::: TASK INPUTS

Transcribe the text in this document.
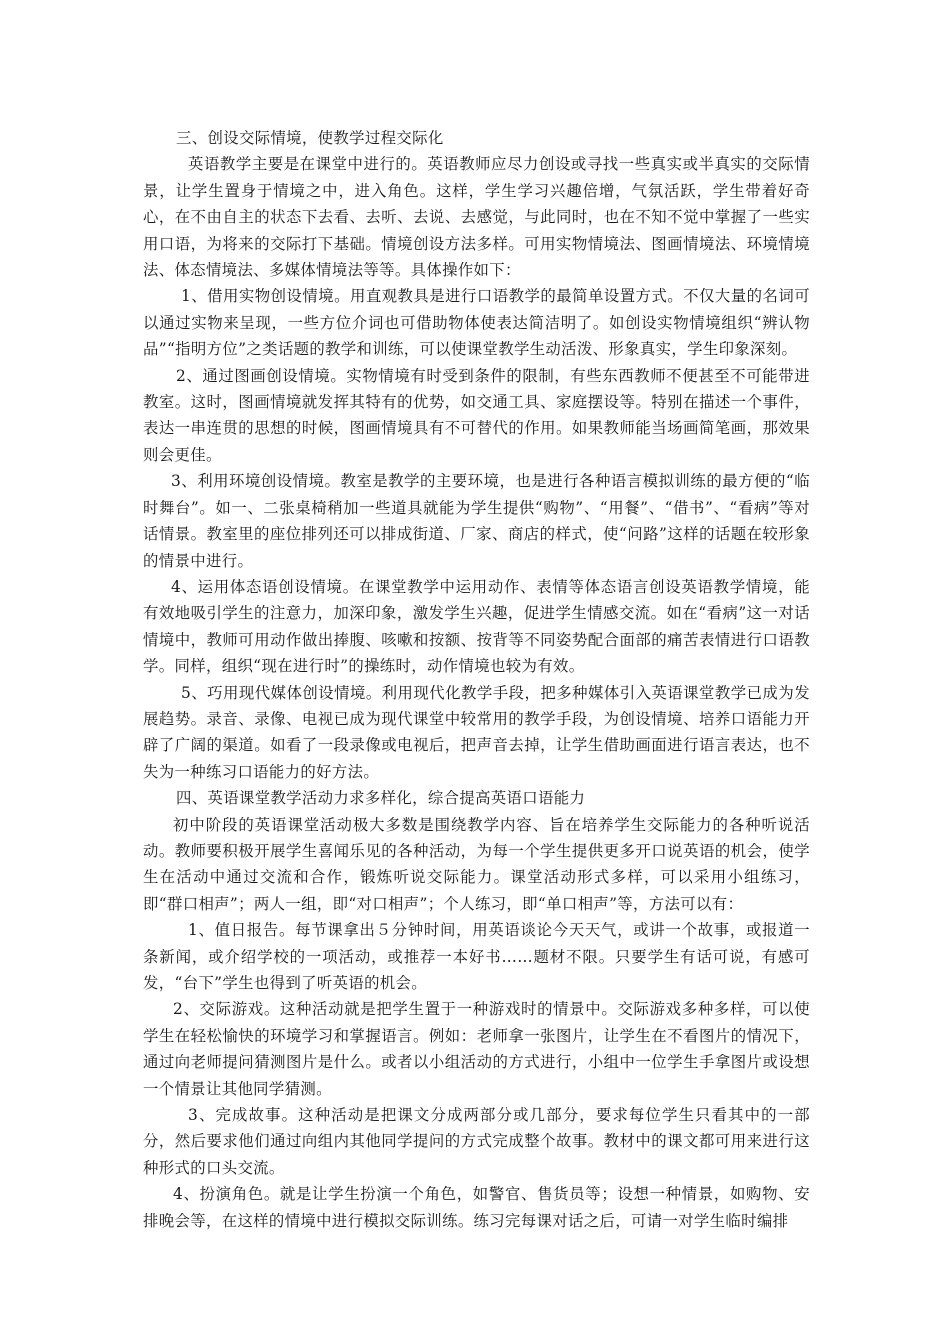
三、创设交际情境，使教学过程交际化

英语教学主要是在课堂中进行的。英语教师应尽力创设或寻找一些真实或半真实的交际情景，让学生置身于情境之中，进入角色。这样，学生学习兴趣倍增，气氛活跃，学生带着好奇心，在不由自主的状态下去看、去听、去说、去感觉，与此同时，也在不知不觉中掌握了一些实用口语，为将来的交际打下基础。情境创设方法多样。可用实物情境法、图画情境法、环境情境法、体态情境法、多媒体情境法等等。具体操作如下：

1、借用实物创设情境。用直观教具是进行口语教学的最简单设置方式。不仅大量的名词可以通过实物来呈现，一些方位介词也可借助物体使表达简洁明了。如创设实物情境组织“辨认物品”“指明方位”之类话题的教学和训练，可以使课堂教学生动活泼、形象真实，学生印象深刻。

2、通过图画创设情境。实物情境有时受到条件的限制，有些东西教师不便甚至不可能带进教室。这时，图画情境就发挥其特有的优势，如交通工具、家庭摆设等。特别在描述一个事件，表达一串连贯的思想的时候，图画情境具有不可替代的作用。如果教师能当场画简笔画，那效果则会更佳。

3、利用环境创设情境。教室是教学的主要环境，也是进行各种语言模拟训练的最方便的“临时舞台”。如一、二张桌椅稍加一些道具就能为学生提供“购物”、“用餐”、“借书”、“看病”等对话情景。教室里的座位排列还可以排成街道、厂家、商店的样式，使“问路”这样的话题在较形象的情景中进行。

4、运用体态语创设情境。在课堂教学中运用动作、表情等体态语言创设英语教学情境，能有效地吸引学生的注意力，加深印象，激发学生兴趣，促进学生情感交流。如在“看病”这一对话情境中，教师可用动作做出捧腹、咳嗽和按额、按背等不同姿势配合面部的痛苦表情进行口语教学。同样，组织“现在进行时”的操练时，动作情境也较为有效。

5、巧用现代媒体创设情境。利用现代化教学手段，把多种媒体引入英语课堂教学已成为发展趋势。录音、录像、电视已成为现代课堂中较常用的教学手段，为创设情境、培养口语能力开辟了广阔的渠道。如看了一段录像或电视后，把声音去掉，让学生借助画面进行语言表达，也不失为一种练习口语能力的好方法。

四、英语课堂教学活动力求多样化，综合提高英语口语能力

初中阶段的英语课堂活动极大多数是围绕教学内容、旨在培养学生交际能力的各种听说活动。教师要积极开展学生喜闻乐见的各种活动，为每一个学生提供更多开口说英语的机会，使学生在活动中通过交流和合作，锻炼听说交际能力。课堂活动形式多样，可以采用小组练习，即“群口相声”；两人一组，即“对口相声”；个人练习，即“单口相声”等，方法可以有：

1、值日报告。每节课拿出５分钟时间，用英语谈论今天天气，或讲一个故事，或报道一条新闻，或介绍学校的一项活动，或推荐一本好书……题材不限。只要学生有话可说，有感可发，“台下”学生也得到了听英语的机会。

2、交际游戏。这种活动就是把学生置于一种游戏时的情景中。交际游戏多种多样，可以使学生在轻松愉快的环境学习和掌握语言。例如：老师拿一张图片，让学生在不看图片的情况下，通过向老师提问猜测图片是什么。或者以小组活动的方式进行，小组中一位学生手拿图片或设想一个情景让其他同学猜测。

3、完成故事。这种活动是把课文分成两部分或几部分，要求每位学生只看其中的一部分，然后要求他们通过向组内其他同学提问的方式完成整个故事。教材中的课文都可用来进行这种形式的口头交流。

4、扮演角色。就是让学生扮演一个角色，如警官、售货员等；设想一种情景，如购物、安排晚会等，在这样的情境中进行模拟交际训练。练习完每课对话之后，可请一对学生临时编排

::::::
::: TASK INPUTS

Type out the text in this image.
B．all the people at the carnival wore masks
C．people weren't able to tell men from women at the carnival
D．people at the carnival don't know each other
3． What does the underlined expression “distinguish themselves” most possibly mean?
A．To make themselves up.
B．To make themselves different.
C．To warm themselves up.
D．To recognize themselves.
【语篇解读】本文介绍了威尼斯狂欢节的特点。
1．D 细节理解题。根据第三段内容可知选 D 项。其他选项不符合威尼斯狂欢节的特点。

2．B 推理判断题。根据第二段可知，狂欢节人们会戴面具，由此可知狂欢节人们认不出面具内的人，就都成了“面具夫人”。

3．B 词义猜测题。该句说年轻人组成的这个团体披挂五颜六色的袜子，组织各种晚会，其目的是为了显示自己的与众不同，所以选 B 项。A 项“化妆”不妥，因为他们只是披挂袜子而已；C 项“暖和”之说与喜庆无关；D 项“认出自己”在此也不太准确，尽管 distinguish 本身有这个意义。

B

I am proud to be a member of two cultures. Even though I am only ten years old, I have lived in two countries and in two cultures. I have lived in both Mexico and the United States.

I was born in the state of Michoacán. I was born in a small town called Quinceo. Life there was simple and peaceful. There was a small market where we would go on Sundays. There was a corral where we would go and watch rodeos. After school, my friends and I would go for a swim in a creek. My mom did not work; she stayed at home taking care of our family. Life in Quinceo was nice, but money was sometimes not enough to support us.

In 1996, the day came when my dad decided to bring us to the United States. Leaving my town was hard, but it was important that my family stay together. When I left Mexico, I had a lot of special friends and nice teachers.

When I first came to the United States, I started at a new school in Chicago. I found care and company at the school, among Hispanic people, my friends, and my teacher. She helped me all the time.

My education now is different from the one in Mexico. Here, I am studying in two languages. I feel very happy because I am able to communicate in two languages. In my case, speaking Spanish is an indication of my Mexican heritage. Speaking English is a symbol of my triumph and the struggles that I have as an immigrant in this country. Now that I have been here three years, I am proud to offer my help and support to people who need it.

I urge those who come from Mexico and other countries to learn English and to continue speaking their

::::::

(AIM) Return each line of the data that contains the string "carnival".

(THE COMPLETED TASK)
B．all the people at the carnival wore masks
C．people weren't able to tell men from women at the carnival
D．people at the carnival don't know each other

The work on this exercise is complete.